(Figure content listings)
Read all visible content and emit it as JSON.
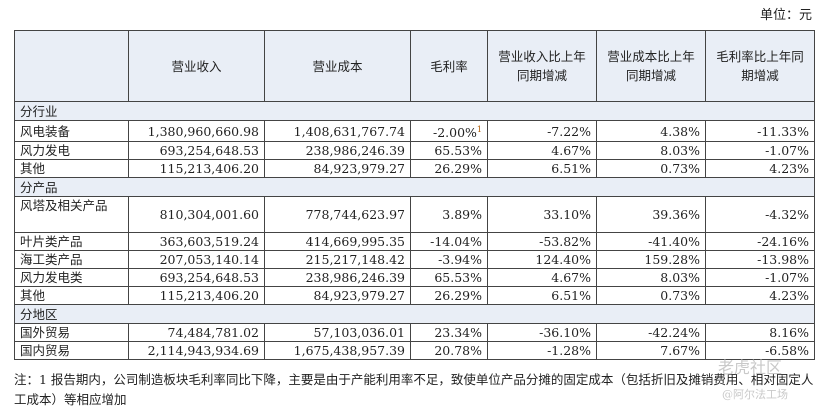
{
  "unit_label": "单位：元",
  "headers": [
    "营业收入",
    "营业成本",
    "毛利率",
    "营业收入比上年同期增减",
    "营业成本比上年同期增减",
    "毛利率比上年同期增减"
  ],
  "sections": [
    {
      "title": "分行业",
      "rows": [
        {
          "name": "风电装备",
          "revenue": "1,380,960,660.98",
          "cost": "1,408,631,767.74",
          "margin": "-2.00%",
          "margin_mark": "1",
          "rev_chg": "-7.22%",
          "cost_chg": "4.38%",
          "margin_chg": "-11.33%"
        },
        {
          "name": "风力发电",
          "revenue": "693,254,648.53",
          "cost": "238,986,246.39",
          "margin": "65.53%",
          "rev_chg": "4.67%",
          "cost_chg": "8.03%",
          "margin_chg": "-1.07%"
        },
        {
          "name": "其他",
          "revenue": "115,213,406.20",
          "cost": "84,923,979.27",
          "margin": "26.29%",
          "rev_chg": "6.51%",
          "cost_chg": "0.73%",
          "margin_chg": "4.23%"
        }
      ]
    },
    {
      "title": "分产品",
      "rows": [
        {
          "name": "风塔及相关产品",
          "revenue": "810,304,001.60",
          "cost": "778,744,623.97",
          "margin": "3.89%",
          "rev_chg": "33.10%",
          "cost_chg": "39.36%",
          "margin_chg": "-4.32%",
          "tall": true
        },
        {
          "name": "叶片类产品",
          "revenue": "363,603,519.24",
          "cost": "414,669,995.35",
          "margin": "-14.04%",
          "rev_chg": "-53.82%",
          "cost_chg": "-41.40%",
          "margin_chg": "-24.16%"
        },
        {
          "name": "海工类产品",
          "revenue": "207,053,140.14",
          "cost": "215,217,148.42",
          "margin": "-3.94%",
          "rev_chg": "124.40%",
          "cost_chg": "159.28%",
          "margin_chg": "-13.98%"
        },
        {
          "name": "风力发电类",
          "revenue": "693,254,648.53",
          "cost": "238,986,246.39",
          "margin": "65.53%",
          "rev_chg": "4.67%",
          "cost_chg": "8.03%",
          "margin_chg": "-1.07%"
        },
        {
          "name": "其他",
          "revenue": "115,213,406.20",
          "cost": "84,923,979.27",
          "margin": "26.29%",
          "rev_chg": "6.51%",
          "cost_chg": "0.73%",
          "margin_chg": "4.23%"
        }
      ]
    },
    {
      "title": "分地区",
      "rows": [
        {
          "name": "国外贸易",
          "revenue": "74,484,781.02",
          "cost": "57,103,036.01",
          "margin": "23.34%",
          "rev_chg": "-36.10%",
          "cost_chg": "-42.24%",
          "margin_chg": "8.16%"
        },
        {
          "name": "国内贸易",
          "revenue": "2,114,943,934.69",
          "cost": "1,675,438,957.39",
          "margin": "20.78%",
          "rev_chg": "-1.28%",
          "cost_chg": "7.67%",
          "margin_chg": "-6.58%"
        }
      ]
    }
  ],
  "note": "注：1 报告期内，公司制造板块毛利率同比下降，主要是由于产能利用率不足，致使单位产品分摊的固定成本（包括折旧及摊销费用、相对固定人工成本）等相应增加",
  "watermark_1": "老虎社区",
  "watermark_2": "@阿尔法工场"
}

#### Your objective
Write out every record above exactly as it stands, but leave out the pictures.

#### Response to this exercise
Read all visible content and emit it as JSON.
{
  "unit_label": "单位：元",
  "headers": [
    "营业收入",
    "营业成本",
    "毛利率",
    "营业收入比上年同期增减",
    "营业成本比上年同期增减",
    "毛利率比上年同期增减"
  ],
  "sections": [
    {
      "title": "分行业",
      "rows": [
        {
          "name": "风电装备",
          "revenue": "1,380,960,660.98",
          "cost": "1,408,631,767.74",
          "margin": "-2.00%",
          "margin_mark": "1",
          "rev_chg": "-7.22%",
          "cost_chg": "4.38%",
          "margin_chg": "-11.33%"
        },
        {
          "name": "风力发电",
          "revenue": "693,254,648.53",
          "cost": "238,986,246.39",
          "margin": "65.53%",
          "rev_chg": "4.67%",
          "cost_chg": "8.03%",
          "margin_chg": "-1.07%"
        },
        {
          "name": "其他",
          "revenue": "115,213,406.20",
          "cost": "84,923,979.27",
          "margin": "26.29%",
          "rev_chg": "6.51%",
          "cost_chg": "0.73%",
          "margin_chg": "4.23%"
        }
      ]
    },
    {
      "title": "分产品",
      "rows": [
        {
          "name": "风塔及相关产品",
          "revenue": "810,304,001.60",
          "cost": "778,744,623.97",
          "margin": "3.89%",
          "rev_chg": "33.10%",
          "cost_chg": "39.36%",
          "margin_chg": "-4.32%",
          "tall": true
        },
        {
          "name": "叶片类产品",
          "revenue": "363,603,519.24",
          "cost": "414,669,995.35",
          "margin": "-14.04%",
          "rev_chg": "-53.82%",
          "cost_chg": "-41.40%",
          "margin_chg": "-24.16%"
        },
        {
          "name": "海工类产品",
          "revenue": "207,053,140.14",
          "cost": "215,217,148.42",
          "margin": "-3.94%",
          "rev_chg": "124.40%",
          "cost_chg": "159.28%",
          "margin_chg": "-13.98%"
        },
        {
          "name": "风力发电类",
          "revenue": "693,254,648.53",
          "cost": "238,986,246.39",
          "margin": "65.53%",
          "rev_chg": "4.67%",
          "cost_chg": "8.03%",
          "margin_chg": "-1.07%"
        },
        {
          "name": "其他",
          "revenue": "115,213,406.20",
          "cost": "84,923,979.27",
          "margin": "26.29%",
          "rev_chg": "6.51%",
          "cost_chg": "0.73%",
          "margin_chg": "4.23%"
        }
      ]
    },
    {
      "title": "分地区",
      "rows": [
        {
          "name": "国外贸易",
          "revenue": "74,484,781.02",
          "cost": "57,103,036.01",
          "margin": "23.34%",
          "rev_chg": "-36.10%",
          "cost_chg": "-42.24%",
          "margin_chg": "8.16%"
        },
        {
          "name": "国内贸易",
          "revenue": "2,114,943,934.69",
          "cost": "1,675,438,957.39",
          "margin": "20.78%",
          "rev_chg": "-1.28%",
          "cost_chg": "7.67%",
          "margin_chg": "-6.58%"
        }
      ]
    }
  ],
  "note": "注：1 报告期内，公司制造板块毛利率同比下降，主要是由于产能利用率不足，致使单位产品分摊的固定成本（包括折旧及摊销费用、相对固定人工成本）等相应增加",
  "watermark_1": "老虎社区",
  "watermark_2": "@阿尔法工场"
}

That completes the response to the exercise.